*** Given data
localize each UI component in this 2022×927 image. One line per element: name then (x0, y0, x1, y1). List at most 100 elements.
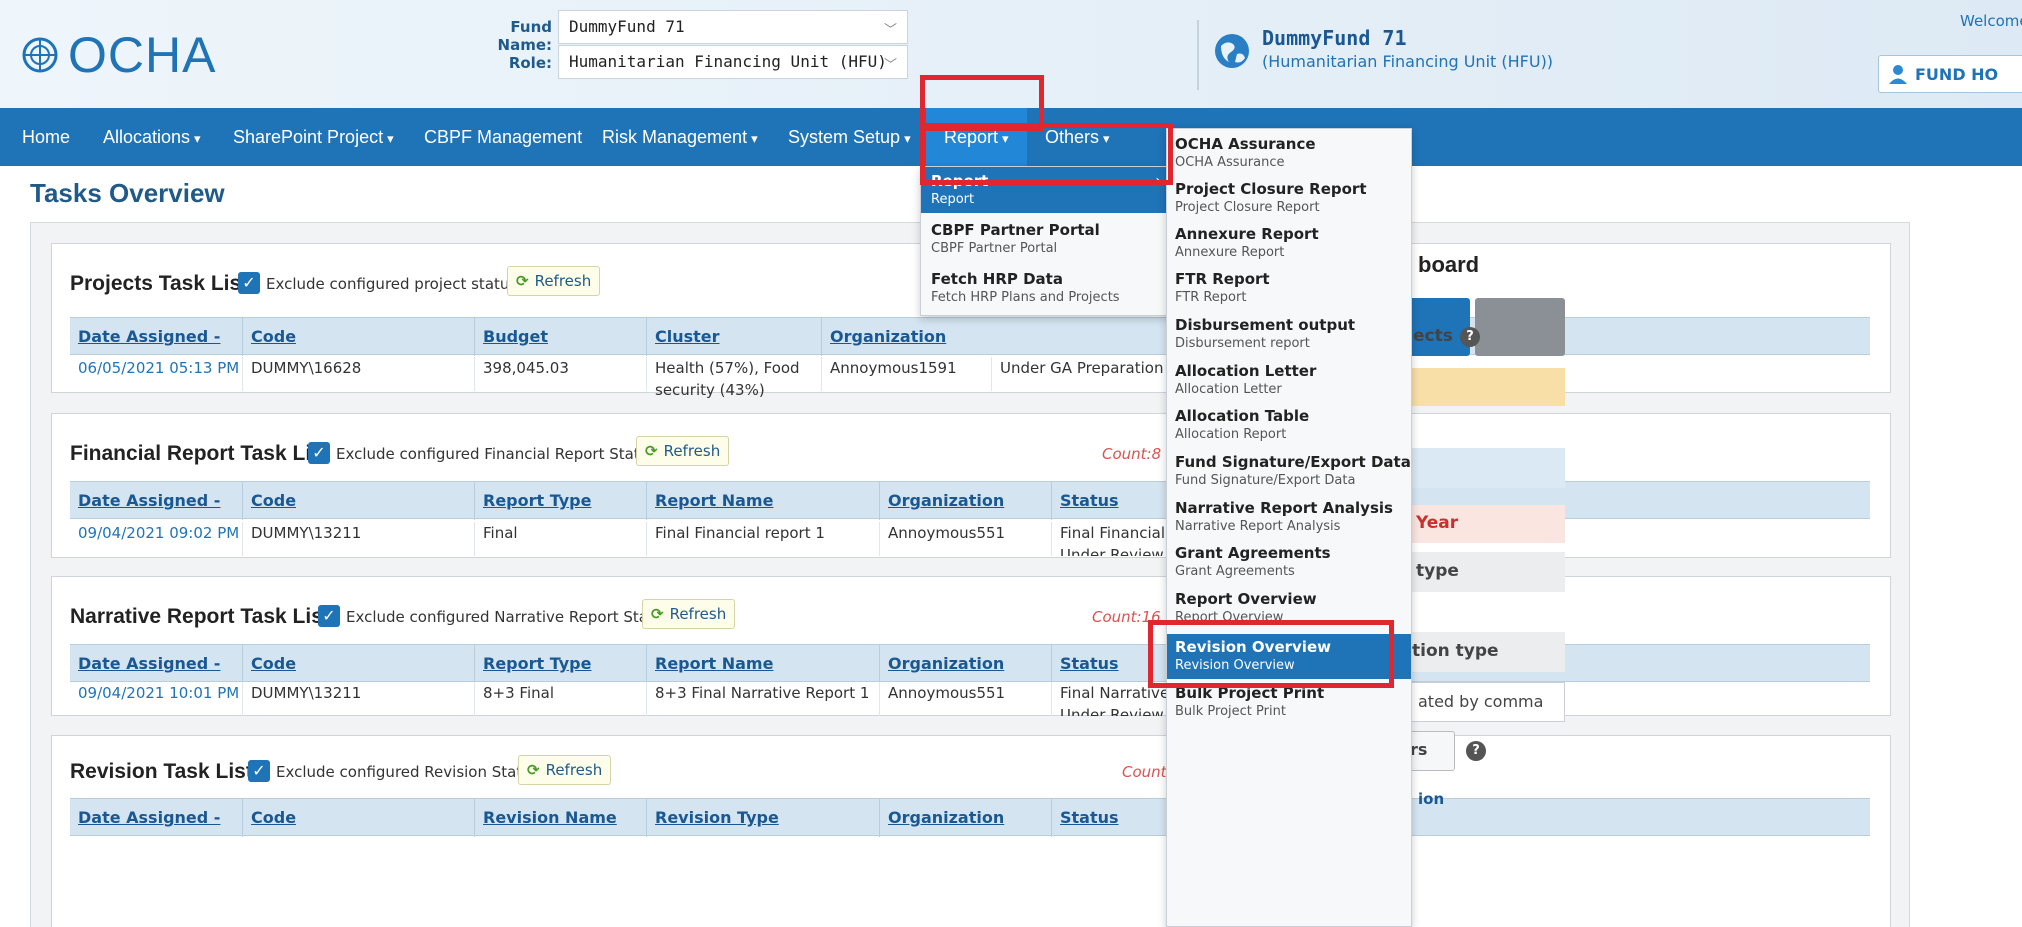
submenu-item-fund-signature-export[interactable]: Fund Signature/Export Data Fund Signature… (1167, 449, 1411, 494)
nav-cbpf-management[interactable]: CBPF Management (424, 108, 582, 166)
projects-refresh-button[interactable]: ⟳ Refresh (507, 266, 601, 296)
submenu-item-bulk-project-print[interactable]: Bulk Project Print Bulk Project Print (1167, 680, 1411, 725)
chevron-down-icon: ▾ (751, 131, 758, 146)
menu-item-fetch-hrp-data[interactable]: Fetch HRP Data Fetch HRP Plans and Proje… (921, 265, 1169, 311)
submenu-item-grant-agreements[interactable]: Grant Agreements Grant Agreements (1167, 540, 1411, 585)
submenu-item-ftr-report[interactable]: FTR Report FTR Report (1167, 266, 1411, 311)
narrative-task-title: Narrative Report Task List (70, 605, 330, 628)
submenu-item-revision-overview[interactable]: Revision Overview Revision Overview (1167, 634, 1411, 679)
tasks-container: Projects Task List ✓ Exclude configured … (30, 222, 1910, 927)
nav-risk-management[interactable]: Risk Management ▾ (602, 108, 758, 166)
financial-refresh-button[interactable]: ⟳ Refresh (636, 436, 730, 466)
narrative-refresh-button[interactable]: ⟳ Refresh (642, 599, 736, 629)
submenu-item-allocation-letter[interactable]: Allocation Letter Allocation Letter (1167, 358, 1411, 403)
help-icon[interactable]: ? (1460, 327, 1480, 347)
menu-item-sub: Fund Signature/Export Data (1175, 473, 1356, 488)
col-cluster[interactable]: Cluster (646, 318, 821, 356)
menu-item-report[interactable]: Report Report › (921, 167, 1169, 213)
col-code[interactable]: Code (242, 799, 474, 837)
menu-item-sub: Grant Agreements (1175, 564, 1295, 579)
nav-sharepoint[interactable]: SharePoint Project ▾ (233, 108, 394, 166)
menu-item-sub: Bulk Project Print (1175, 704, 1286, 719)
col-date-assigned[interactable]: Date Assigned - (70, 645, 242, 683)
financial-report-task-panel: Financial Report Task List ✓ Exclude con… (51, 413, 1891, 558)
exclude-revision-statuses-checkbox[interactable]: ✓ (248, 760, 270, 782)
exclude-narrative-statuses-checkbox[interactable]: ✓ (318, 605, 340, 627)
page-title: Tasks Overview (30, 178, 225, 208)
col-organization[interactable]: Organization (879, 799, 1051, 837)
cluster-line1: Health (57%), Food (655, 359, 800, 377)
revision-refresh-button[interactable]: ⟳ Refresh (518, 755, 612, 785)
current-fund-name: DummyFund 71 (1262, 26, 1407, 50)
table-row[interactable]: 06/05/2021 05:13 PM DUMMY\16628 398,045.… (70, 357, 1870, 399)
col-code[interactable]: Code (242, 645, 474, 683)
menu-item-title: Bulk Project Print (1175, 684, 1325, 702)
table-row[interactable]: 09/04/2021 09:02 PM DUMMY\13211 Final Fi… (70, 522, 1870, 556)
col-organization[interactable]: Organization (879, 482, 1051, 520)
refresh-label: Refresh (545, 761, 603, 779)
menu-item-sub: Revision Overview (1175, 658, 1295, 673)
refresh-icon: ⟳ (651, 605, 664, 623)
exclude-financial-statuses-checkbox[interactable]: ✓ (308, 442, 330, 464)
fund-home-button[interactable]: FUND HO (1878, 55, 2022, 93)
col-date-assigned[interactable]: Date Assigned - (70, 799, 242, 837)
row-date[interactable]: 09/04/2021 10:01 PM (70, 682, 242, 716)
submenu-item-allocation-table[interactable]: Allocation Table Allocation Report (1167, 403, 1411, 448)
menu-item-sub: Report Overview (1175, 610, 1284, 625)
menu-item-title: CBPF Partner Portal (931, 221, 1100, 239)
dashboard-grey-button[interactable] (1475, 298, 1565, 356)
status-line2: Under Review (1060, 706, 1164, 716)
menu-item-sub: Fetch HRP Plans and Projects (931, 290, 1120, 305)
submenu-item-project-closure-report[interactable]: Project Closure Report Project Closure Re… (1167, 176, 1411, 221)
nav-others[interactable]: Others ▾ (1045, 108, 1110, 166)
menu-item-cbpf-partner-portal[interactable]: CBPF Partner Portal CBPF Partner Portal (921, 216, 1169, 262)
col-report-type[interactable]: Report Type (474, 645, 646, 683)
col-organization[interactable]: Organization (879, 645, 1051, 683)
nav-system-label: System Setup (788, 127, 901, 147)
narrative-report-task-panel: Narrative Report Task List ✓ Exclude con… (51, 576, 1891, 716)
exclude-project-statuses-checkbox[interactable]: ✓ (238, 272, 260, 294)
ocha-logo[interactable]: OCHA (22, 26, 216, 84)
table-row[interactable]: 09/04/2021 10:01 PM DUMMY\13211 8+3 Fina… (70, 682, 1870, 716)
col-date-assigned[interactable]: Date Assigned - (70, 482, 242, 520)
refresh-icon: ⟳ (516, 272, 529, 290)
col-code[interactable]: Code (242, 318, 474, 356)
col-report-name[interactable]: Report Name (646, 482, 879, 520)
submenu-item-narrative-report-analysis[interactable]: Narrative Report Analysis Narrative Repor… (1167, 495, 1411, 540)
chevron-down-icon: ﹀ (883, 23, 897, 38)
col-code[interactable]: Code (242, 482, 474, 520)
submenu-item-disbursement-output[interactable]: Disbursement output Disbursement report (1167, 312, 1411, 357)
col-report-type[interactable]: Report Type (474, 482, 646, 520)
role-value: Humanitarian Financing Unit (HFU) (569, 52, 887, 71)
nav-allocations[interactable]: Allocations ▾ (103, 108, 201, 166)
revision-task-panel: Revision Task List ✓ Exclude configured … (51, 735, 1891, 927)
row-date[interactable]: 09/04/2021 09:02 PM (70, 522, 242, 556)
nav-system-setup[interactable]: System Setup ▾ (788, 108, 911, 166)
row-report-type: Final (474, 522, 646, 556)
menu-item-title: Grant Agreements (1175, 544, 1331, 562)
exclude-narrative-statuses-label: Exclude configured Narrative Report Stat… (346, 608, 689, 626)
col-budget[interactable]: Budget (474, 318, 646, 356)
row-date[interactable]: 06/05/2021 05:13 PM (70, 357, 242, 391)
col-revision-name[interactable]: Revision Name (474, 799, 646, 837)
fund-name-select[interactable]: DummyFund 71 ﹀ (558, 10, 908, 44)
submenu-item-report-overview[interactable]: Report Overview Report Overview (1167, 586, 1411, 631)
cluster-line2: security (43%) (655, 381, 765, 399)
submenu-item-ocha-assurance[interactable]: OCHA Assurance OCHA Assurance (1167, 131, 1411, 176)
refresh-label: Refresh (534, 272, 592, 290)
col-report-name[interactable]: Report Name (646, 645, 879, 683)
row-cluster: Health (57%), Food security (43%) (646, 357, 821, 399)
col-date-assigned[interactable]: Date Assigned - (70, 318, 242, 356)
nav-report[interactable]: Report ▾ (926, 108, 1027, 166)
nav-risk-label: Risk Management (602, 127, 748, 147)
col-revision-type[interactable]: Revision Type (646, 799, 879, 837)
welcome-text: Welcome (1960, 12, 2022, 30)
submenu-item-annexure-report[interactable]: Annexure Report Annexure Report (1167, 221, 1411, 266)
menu-item-sub: Disbursement report (1175, 336, 1310, 351)
nav-report-label: Report (944, 127, 999, 147)
nav-home[interactable]: Home (22, 108, 70, 166)
help-icon[interactable]: ? (1466, 741, 1486, 761)
dashboard-title: board (1418, 252, 1480, 277)
col-organization[interactable]: Organization (821, 318, 1001, 356)
role-select[interactable]: Humanitarian Financing Unit (HFU) ﹀ (558, 45, 908, 79)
******
Extract every line of the data above verbatim, leaving out the pictures.

localize each UI component in this 2022×927 image. One line per element: name then (x0, y0, x1, y1). List at most 100 elements.
submenu-item-fund-signature-export[interactable]: Fund Signature/Export Data Fund Signature… (1167, 449, 1411, 494)
nav-cbpf-management[interactable]: CBPF Management (424, 108, 582, 166)
projects-refresh-button[interactable]: ⟳ Refresh (507, 266, 601, 296)
submenu-item-bulk-project-print[interactable]: Bulk Project Print Bulk Project Print (1167, 680, 1411, 725)
chevron-down-icon: ▾ (751, 131, 758, 146)
menu-item-fetch-hrp-data[interactable]: Fetch HRP Data Fetch HRP Plans and Proje… (921, 265, 1169, 311)
submenu-item-grant-agreements[interactable]: Grant Agreements Grant Agreements (1167, 540, 1411, 585)
submenu-item-ftr-report[interactable]: FTR Report FTR Report (1167, 266, 1411, 311)
narrative-task-title: Narrative Report Task List (70, 605, 330, 628)
submenu-item-revision-overview[interactable]: Revision Overview Revision Overview (1167, 634, 1411, 679)
tasks-container: Projects Task List ✓ Exclude configured … (30, 222, 1910, 927)
nav-risk-management[interactable]: Risk Management ▾ (602, 108, 758, 166)
financial-refresh-button[interactable]: ⟳ Refresh (636, 436, 730, 466)
narrative-refresh-button[interactable]: ⟳ Refresh (642, 599, 736, 629)
submenu-item-allocation-letter[interactable]: Allocation Letter Allocation Letter (1167, 358, 1411, 403)
help-icon[interactable]: ? (1460, 327, 1480, 347)
menu-item-sub: Fund Signature/Export Data (1175, 473, 1356, 488)
col-cluster[interactable]: Cluster (646, 318, 821, 356)
menu-item-report[interactable]: Report Report › (921, 167, 1169, 213)
col-code[interactable]: Code (242, 799, 474, 837)
menu-item-sub: Grant Agreements (1175, 564, 1295, 579)
nav-sharepoint[interactable]: SharePoint Project ▾ (233, 108, 394, 166)
menu-item-sub: Bulk Project Print (1175, 704, 1286, 719)
col-date-assigned[interactable]: Date Assigned - (70, 645, 242, 683)
financial-report-task-panel: Financial Report Task List ✓ Exclude con… (51, 413, 1891, 558)
exclude-revision-statuses-checkbox[interactable]: ✓ (248, 760, 270, 782)
exclude-narrative-statuses-checkbox[interactable]: ✓ (318, 605, 340, 627)
page-title: Tasks Overview (30, 178, 225, 208)
col-organization[interactable]: Organization (879, 799, 1051, 837)
cluster-line1: Health (57%), Food (655, 359, 800, 377)
revision-refresh-button[interactable]: ⟳ Refresh (518, 755, 612, 785)
current-fund-name: DummyFund 71 (1262, 26, 1407, 50)
table-row[interactable]: 06/05/2021 05:13 PM DUMMY\16628 398,045.… (70, 357, 1870, 399)
col-code[interactable]: Code (242, 645, 474, 683)
menu-item-title: Bulk Project Print (1175, 684, 1325, 702)
table-row[interactable]: 09/04/2021 09:02 PM DUMMY\13211 Final Fi… (70, 522, 1870, 556)
col-organization[interactable]: Organization (879, 482, 1051, 520)
refresh-label: Refresh (545, 761, 603, 779)
menu-item-sub: Revision Overview (1175, 658, 1295, 673)
refresh-icon: ⟳ (651, 605, 664, 623)
exclude-financial-statuses-checkbox[interactable]: ✓ (308, 442, 330, 464)
fund-home-button[interactable]: FUND HO (1878, 55, 2022, 93)
col-date-assigned[interactable]: Date Assigned - (70, 799, 242, 837)
row-date[interactable]: 09/04/2021 10:01 PM (70, 682, 242, 716)
submenu-item-allocation-table[interactable]: Allocation Table Allocation Report (1167, 403, 1411, 448)
menu-item-sub: Report Overview (1175, 610, 1284, 625)
menu-item-title: CBPF Partner Portal (931, 221, 1100, 239)
dashboard-grey-button[interactable] (1475, 298, 1565, 356)
status-line2: Under Review (1060, 706, 1164, 716)
menu-item-sub: Fetch HRP Plans and Projects (931, 290, 1120, 305)
submenu-item-project-closure-report[interactable]: Project Closure Report Project Closure Re… (1167, 176, 1411, 221)
nav-others[interactable]: Others ▾ (1045, 108, 1110, 166)
menu-item-cbpf-partner-portal[interactable]: CBPF Partner Portal CBPF Partner Portal (921, 216, 1169, 262)
col-report-type[interactable]: Report Type (474, 645, 646, 683)
col-organization[interactable]: Organization (879, 645, 1051, 683)
nav-system-label: System Setup (788, 127, 901, 147)
narrative-report-task-panel: Narrative Report Task List ✓ Exclude con… (51, 576, 1891, 716)
exclude-project-statuses-checkbox[interactable]: ✓ (238, 272, 260, 294)
ocha-logo[interactable]: OCHA (22, 26, 216, 84)
table-row[interactable]: 09/04/2021 10:01 PM DUMMY\13211 8+3 Fina… (70, 682, 1870, 716)
col-date-assigned[interactable]: Date Assigned - (70, 482, 242, 520)
refresh-icon: ⟳ (516, 272, 529, 290)
col-code[interactable]: Code (242, 318, 474, 356)
col-report-name[interactable]: Report Name (646, 482, 879, 520)
submenu-item-narrative-report-analysis[interactable]: Narrative Report Analysis Narrative Repor… (1167, 495, 1411, 540)
chevron-down-icon: ﹀ (883, 23, 897, 38)
col-code[interactable]: Code (242, 482, 474, 520)
submenu-item-disbursement-output[interactable]: Disbursement output Disbursement report (1167, 312, 1411, 357)
col-report-type[interactable]: Report Type (474, 482, 646, 520)
role-value: Humanitarian Financing Unit (HFU) (569, 52, 887, 71)
nav-allocations[interactable]: Allocations ▾ (103, 108, 201, 166)
revision-task-panel: Revision Task List ✓ Exclude configured … (51, 735, 1891, 927)
row-date[interactable]: 09/04/2021 09:02 PM (70, 522, 242, 556)
nav-system-setup[interactable]: System Setup ▾ (788, 108, 911, 166)
row-report-type: Final (474, 522, 646, 556)
menu-item-title: Grant Agreements (1175, 544, 1331, 562)
exclude-narrative-statuses-label: Exclude configured Narrative Report Stat… (346, 608, 689, 626)
col-budget[interactable]: Budget (474, 318, 646, 356)
row-date[interactable]: 06/05/2021 05:13 PM (70, 357, 242, 391)
col-revision-name[interactable]: Revision Name (474, 799, 646, 837)
fund-name-select[interactable]: DummyFund 71 ﹀ (558, 10, 908, 44)
submenu-item-report-overview[interactable]: Report Overview Report Overview (1167, 586, 1411, 631)
cluster-line2: security (43%) (655, 381, 765, 399)
submenu-item-ocha-assurance[interactable]: OCHA Assurance OCHA Assurance (1167, 131, 1411, 176)
refresh-label: Refresh (534, 272, 592, 290)
col-report-name[interactable]: Report Name (646, 645, 879, 683)
row-cluster: Health (57%), Food security (43%) (646, 357, 821, 399)
col-date-assigned[interactable]: Date Assigned - (70, 318, 242, 356)
nav-report[interactable]: Report ▾ (926, 108, 1027, 166)
nav-risk-label: Risk Management (602, 127, 748, 147)
col-revision-type[interactable]: Revision Type (646, 799, 879, 837)
welcome-text: Welcome (1960, 12, 2022, 30)
submenu-item-annexure-report[interactable]: Annexure Report Annexure Report (1167, 221, 1411, 266)
menu-item-sub: Disbursement report (1175, 336, 1310, 351)
nav-report-label: Report (944, 127, 999, 147)
nav-home[interactable]: Home (22, 108, 70, 166)
help-icon[interactable]: ? (1466, 741, 1486, 761)
dashboard-title: board (1418, 252, 1480, 277)
col-organization[interactable]: Organization (821, 318, 1001, 356)
role-select[interactable]: Humanitarian Financing Unit (HFU) ﹀ (558, 45, 908, 79)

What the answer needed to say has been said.